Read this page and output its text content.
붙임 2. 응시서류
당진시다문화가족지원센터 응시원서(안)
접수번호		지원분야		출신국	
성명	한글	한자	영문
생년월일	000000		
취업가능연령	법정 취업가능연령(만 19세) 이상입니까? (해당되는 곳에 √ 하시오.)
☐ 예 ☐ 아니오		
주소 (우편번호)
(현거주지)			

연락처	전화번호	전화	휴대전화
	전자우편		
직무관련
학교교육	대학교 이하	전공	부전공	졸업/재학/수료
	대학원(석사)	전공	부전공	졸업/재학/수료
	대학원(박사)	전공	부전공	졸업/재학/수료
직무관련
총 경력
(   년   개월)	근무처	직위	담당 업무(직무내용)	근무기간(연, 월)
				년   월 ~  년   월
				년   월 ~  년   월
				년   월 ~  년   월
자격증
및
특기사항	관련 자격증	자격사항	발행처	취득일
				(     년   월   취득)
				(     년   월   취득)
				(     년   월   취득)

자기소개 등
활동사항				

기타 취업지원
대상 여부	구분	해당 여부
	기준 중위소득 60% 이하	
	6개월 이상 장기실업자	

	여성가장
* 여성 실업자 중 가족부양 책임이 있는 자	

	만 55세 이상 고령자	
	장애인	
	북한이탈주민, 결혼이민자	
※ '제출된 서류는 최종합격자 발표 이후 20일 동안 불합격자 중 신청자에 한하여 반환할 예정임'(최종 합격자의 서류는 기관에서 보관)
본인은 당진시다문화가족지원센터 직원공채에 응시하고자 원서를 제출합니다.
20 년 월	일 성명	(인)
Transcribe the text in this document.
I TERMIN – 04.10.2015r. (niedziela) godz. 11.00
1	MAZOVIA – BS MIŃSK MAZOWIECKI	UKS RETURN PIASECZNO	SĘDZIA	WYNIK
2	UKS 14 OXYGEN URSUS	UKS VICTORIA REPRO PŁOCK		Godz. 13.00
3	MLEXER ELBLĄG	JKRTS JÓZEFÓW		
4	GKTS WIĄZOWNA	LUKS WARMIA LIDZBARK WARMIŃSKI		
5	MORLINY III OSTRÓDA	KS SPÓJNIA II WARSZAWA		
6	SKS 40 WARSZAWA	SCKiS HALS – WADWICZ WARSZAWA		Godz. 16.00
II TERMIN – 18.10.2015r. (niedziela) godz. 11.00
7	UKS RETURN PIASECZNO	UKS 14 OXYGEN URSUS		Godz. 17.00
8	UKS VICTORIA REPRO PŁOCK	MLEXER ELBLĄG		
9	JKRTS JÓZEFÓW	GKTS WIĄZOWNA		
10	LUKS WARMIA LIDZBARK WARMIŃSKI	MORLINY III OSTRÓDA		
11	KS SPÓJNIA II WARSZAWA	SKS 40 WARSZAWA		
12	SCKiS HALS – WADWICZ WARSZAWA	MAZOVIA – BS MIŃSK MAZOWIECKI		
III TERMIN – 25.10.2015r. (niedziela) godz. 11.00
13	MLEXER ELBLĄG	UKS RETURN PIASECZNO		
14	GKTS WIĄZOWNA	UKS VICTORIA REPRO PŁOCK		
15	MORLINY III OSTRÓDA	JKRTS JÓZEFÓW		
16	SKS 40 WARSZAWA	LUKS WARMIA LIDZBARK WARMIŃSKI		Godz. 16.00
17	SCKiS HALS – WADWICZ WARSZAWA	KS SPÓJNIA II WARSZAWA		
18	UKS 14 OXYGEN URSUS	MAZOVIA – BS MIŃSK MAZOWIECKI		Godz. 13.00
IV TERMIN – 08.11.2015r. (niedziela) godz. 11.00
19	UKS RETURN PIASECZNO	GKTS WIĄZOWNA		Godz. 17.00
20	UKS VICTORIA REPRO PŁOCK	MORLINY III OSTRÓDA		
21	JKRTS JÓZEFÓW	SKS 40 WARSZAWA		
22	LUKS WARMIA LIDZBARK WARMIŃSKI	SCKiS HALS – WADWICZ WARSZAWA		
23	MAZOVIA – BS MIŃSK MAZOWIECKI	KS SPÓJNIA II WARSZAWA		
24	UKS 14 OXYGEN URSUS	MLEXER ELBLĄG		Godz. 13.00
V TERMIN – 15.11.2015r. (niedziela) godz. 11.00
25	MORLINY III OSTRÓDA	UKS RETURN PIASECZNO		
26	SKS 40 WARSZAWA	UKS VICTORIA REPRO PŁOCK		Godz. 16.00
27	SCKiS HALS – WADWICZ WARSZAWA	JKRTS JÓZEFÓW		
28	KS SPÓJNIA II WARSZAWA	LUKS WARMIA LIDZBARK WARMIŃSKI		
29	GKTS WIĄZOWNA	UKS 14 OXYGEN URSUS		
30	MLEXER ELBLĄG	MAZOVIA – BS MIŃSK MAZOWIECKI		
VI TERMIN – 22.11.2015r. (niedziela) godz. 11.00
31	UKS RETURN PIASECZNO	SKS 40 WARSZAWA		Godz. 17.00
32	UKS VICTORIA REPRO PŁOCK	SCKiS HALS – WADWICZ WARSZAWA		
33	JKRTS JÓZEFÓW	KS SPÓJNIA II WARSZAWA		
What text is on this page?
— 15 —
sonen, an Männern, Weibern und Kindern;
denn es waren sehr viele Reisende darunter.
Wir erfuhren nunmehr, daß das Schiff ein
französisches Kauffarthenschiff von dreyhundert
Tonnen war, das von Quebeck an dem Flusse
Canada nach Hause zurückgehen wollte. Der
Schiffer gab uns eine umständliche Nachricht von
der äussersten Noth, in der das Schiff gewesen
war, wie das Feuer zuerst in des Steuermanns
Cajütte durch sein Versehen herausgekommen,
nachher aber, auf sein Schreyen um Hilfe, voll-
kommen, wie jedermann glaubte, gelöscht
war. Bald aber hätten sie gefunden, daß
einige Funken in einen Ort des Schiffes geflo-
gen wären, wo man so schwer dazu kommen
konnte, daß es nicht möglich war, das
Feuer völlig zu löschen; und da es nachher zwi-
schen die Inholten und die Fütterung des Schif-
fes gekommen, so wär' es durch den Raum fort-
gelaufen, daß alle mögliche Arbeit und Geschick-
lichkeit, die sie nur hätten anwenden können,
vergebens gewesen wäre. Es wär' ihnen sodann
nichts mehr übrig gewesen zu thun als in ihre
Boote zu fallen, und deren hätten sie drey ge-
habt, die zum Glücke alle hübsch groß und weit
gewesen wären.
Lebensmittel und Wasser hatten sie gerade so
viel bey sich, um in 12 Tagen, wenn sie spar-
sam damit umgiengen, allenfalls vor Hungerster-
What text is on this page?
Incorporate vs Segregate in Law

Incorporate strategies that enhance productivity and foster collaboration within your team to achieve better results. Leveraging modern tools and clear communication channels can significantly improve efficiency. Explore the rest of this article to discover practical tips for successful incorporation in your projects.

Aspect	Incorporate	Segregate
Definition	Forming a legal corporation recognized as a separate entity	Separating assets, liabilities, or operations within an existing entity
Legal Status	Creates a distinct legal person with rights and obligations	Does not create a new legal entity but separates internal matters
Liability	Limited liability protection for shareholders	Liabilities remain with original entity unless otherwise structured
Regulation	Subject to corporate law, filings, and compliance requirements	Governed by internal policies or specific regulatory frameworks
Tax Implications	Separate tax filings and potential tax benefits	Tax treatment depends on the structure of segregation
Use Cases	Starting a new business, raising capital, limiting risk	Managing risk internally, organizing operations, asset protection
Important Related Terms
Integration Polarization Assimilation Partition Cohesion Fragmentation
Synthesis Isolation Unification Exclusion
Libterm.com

● ● ● ● ●

Exercise description. The answer is a single number: how many lines include the word "RETURN"?

Result of the exercise. 6